= TASK OBJECTIVE =
From the listing below, extract each line containing the string "JSON".

= RECORDS =
↓↓↓

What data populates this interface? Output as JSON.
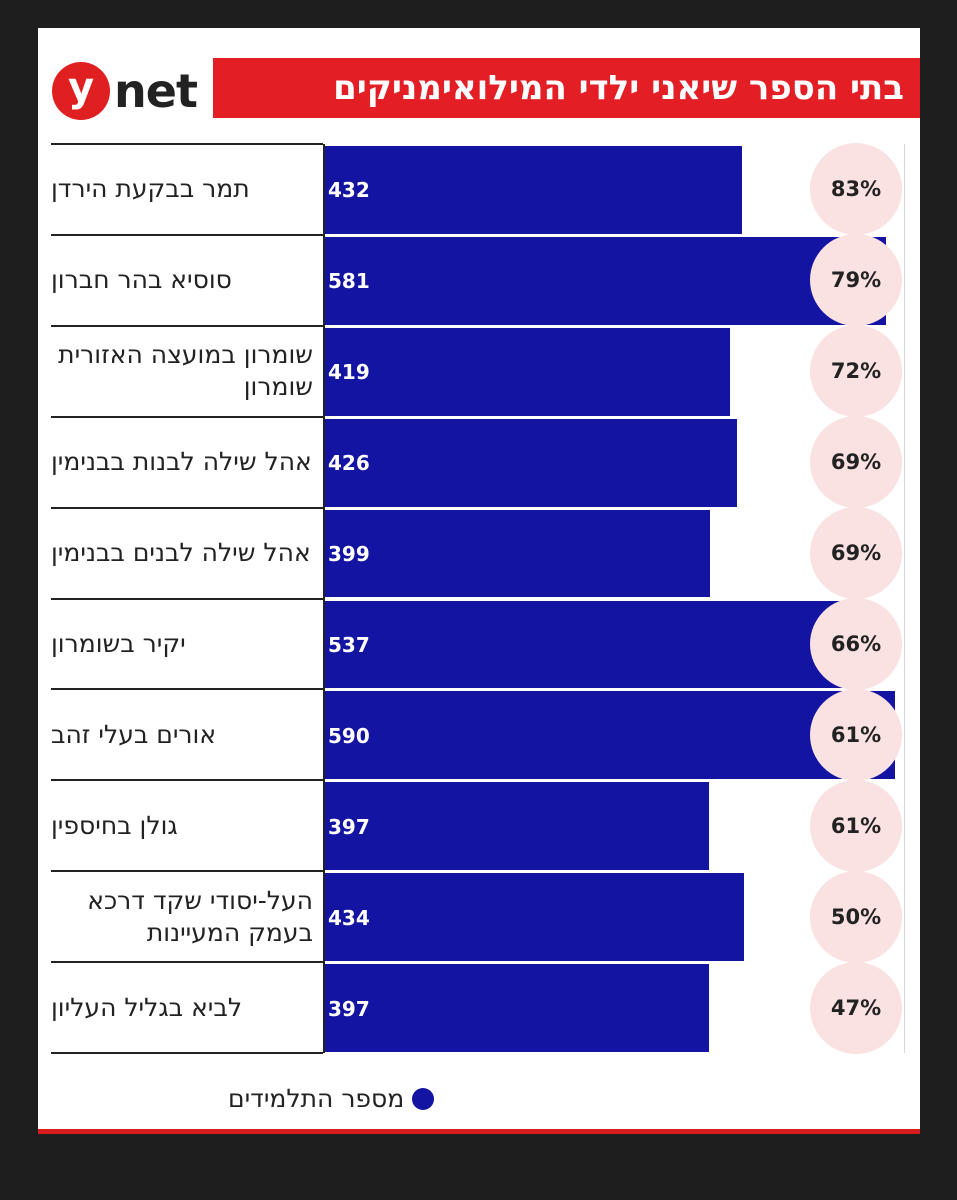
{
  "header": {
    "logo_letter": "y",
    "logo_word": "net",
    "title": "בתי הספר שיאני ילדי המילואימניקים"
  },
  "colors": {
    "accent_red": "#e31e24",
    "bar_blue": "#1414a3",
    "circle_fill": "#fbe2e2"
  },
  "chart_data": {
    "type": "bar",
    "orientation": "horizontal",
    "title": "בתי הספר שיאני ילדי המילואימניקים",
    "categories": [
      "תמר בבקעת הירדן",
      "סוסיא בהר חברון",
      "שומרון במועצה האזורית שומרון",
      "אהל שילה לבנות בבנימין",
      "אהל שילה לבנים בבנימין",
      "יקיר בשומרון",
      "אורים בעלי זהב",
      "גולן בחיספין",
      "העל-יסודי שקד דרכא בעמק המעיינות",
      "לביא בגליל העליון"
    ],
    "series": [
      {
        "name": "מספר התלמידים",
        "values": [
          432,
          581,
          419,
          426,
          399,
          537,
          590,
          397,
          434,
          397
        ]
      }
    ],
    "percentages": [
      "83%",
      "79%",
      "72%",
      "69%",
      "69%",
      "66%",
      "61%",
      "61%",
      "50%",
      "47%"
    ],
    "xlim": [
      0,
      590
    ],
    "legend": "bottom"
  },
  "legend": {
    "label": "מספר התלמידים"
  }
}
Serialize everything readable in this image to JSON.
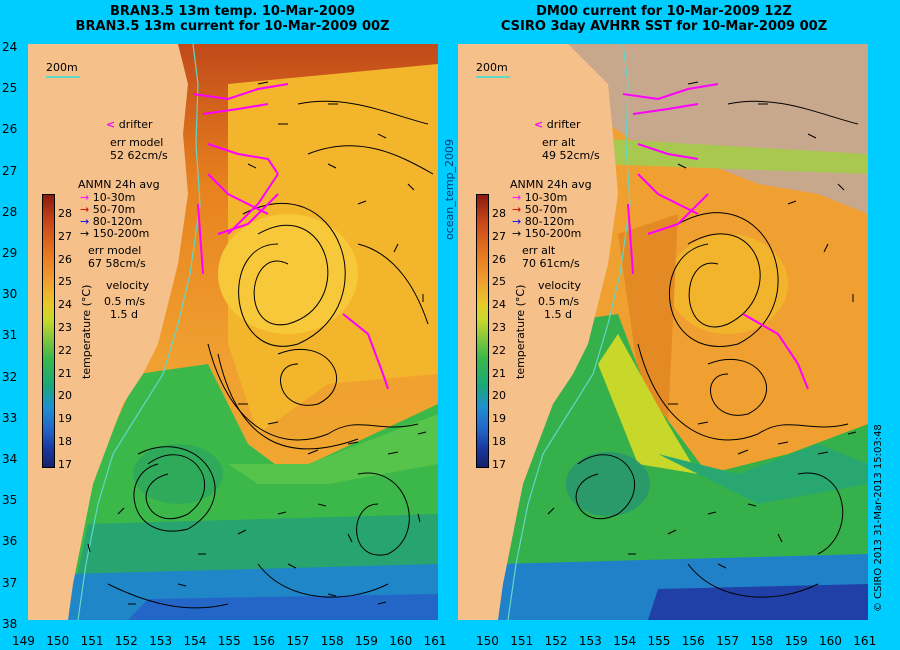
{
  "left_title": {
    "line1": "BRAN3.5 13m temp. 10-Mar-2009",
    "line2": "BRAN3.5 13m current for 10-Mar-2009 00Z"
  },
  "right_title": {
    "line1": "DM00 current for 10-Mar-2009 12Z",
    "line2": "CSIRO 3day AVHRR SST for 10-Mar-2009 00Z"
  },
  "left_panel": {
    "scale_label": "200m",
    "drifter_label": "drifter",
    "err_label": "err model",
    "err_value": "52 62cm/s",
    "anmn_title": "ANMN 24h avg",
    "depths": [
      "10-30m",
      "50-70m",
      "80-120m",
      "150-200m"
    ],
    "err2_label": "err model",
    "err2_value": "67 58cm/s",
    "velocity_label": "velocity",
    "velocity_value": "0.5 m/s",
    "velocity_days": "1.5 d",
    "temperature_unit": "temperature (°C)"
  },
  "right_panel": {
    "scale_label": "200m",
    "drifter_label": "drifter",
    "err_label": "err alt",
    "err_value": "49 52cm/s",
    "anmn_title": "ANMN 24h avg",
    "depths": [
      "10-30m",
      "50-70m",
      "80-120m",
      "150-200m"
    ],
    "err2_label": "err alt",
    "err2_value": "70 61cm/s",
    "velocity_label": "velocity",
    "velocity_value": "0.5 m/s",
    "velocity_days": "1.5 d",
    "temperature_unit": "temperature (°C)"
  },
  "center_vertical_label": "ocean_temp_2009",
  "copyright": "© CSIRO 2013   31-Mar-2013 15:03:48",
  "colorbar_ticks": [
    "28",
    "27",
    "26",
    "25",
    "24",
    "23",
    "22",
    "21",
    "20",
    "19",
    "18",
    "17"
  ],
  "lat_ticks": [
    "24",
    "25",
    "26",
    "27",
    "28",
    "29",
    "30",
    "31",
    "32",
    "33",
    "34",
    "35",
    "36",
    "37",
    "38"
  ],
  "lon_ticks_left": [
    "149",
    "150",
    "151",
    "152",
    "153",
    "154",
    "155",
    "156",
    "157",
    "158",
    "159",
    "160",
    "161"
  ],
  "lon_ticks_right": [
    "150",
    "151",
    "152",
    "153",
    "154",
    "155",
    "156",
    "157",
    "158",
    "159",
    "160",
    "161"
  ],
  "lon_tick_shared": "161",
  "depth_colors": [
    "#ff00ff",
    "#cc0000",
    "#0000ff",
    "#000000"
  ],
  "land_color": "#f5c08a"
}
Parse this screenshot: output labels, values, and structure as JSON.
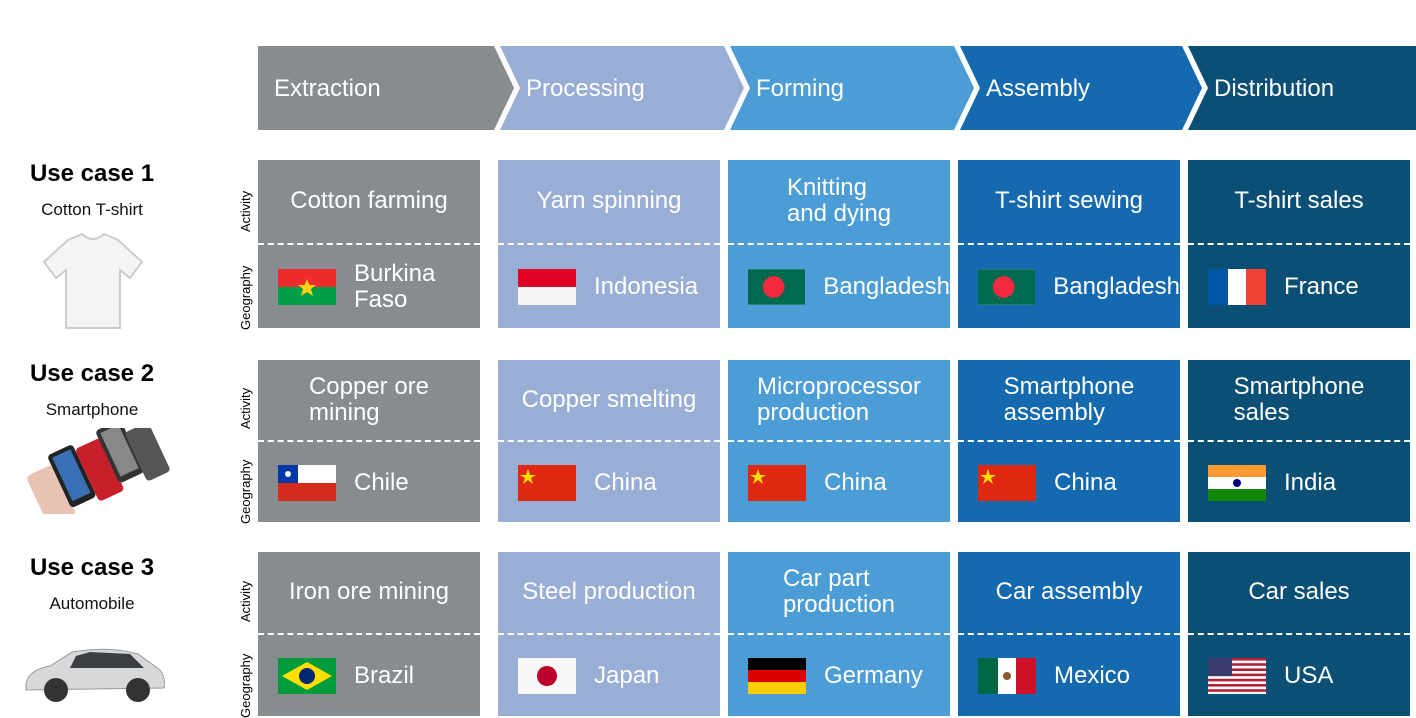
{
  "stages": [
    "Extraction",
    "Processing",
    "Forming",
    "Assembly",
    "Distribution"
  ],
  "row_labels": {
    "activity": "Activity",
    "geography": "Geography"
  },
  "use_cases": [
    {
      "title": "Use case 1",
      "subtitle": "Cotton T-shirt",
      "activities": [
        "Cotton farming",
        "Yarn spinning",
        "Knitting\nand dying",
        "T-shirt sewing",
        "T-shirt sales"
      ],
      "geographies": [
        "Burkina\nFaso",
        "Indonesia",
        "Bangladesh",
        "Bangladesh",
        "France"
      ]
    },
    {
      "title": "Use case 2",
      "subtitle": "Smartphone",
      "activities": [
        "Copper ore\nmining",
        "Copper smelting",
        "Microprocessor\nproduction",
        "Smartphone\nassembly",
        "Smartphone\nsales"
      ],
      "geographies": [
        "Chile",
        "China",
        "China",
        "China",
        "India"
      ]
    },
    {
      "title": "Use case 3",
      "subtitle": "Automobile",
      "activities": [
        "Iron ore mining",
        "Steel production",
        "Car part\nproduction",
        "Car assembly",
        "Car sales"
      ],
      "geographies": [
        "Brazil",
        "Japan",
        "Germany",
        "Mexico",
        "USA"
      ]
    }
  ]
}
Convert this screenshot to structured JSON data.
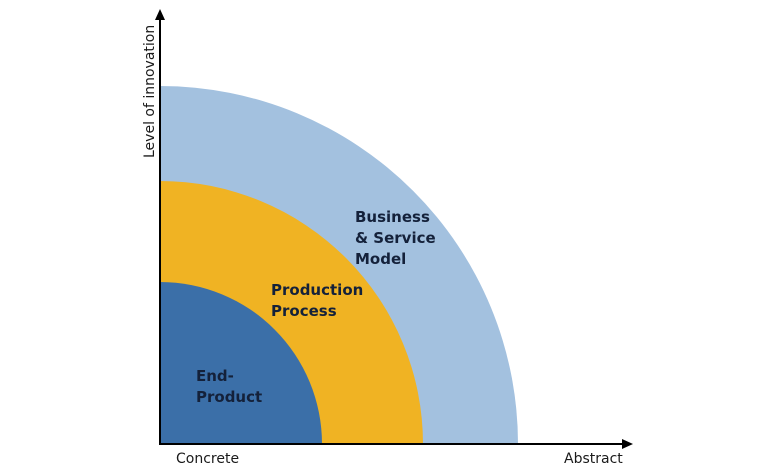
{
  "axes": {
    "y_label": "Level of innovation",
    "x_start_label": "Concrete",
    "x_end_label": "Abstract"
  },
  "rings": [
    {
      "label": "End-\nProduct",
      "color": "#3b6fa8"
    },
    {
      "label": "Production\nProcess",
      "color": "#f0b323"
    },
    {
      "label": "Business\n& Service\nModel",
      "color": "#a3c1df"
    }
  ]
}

↑↑↑

= RESPONSE TO THIS TASK =
What data populates this interface? Output as JSON.
Serialize everything readable in this image to JSON.
Parse this screenshot: output labels, values, and structure as JSON.
Convert this screenshot to structured JSON data.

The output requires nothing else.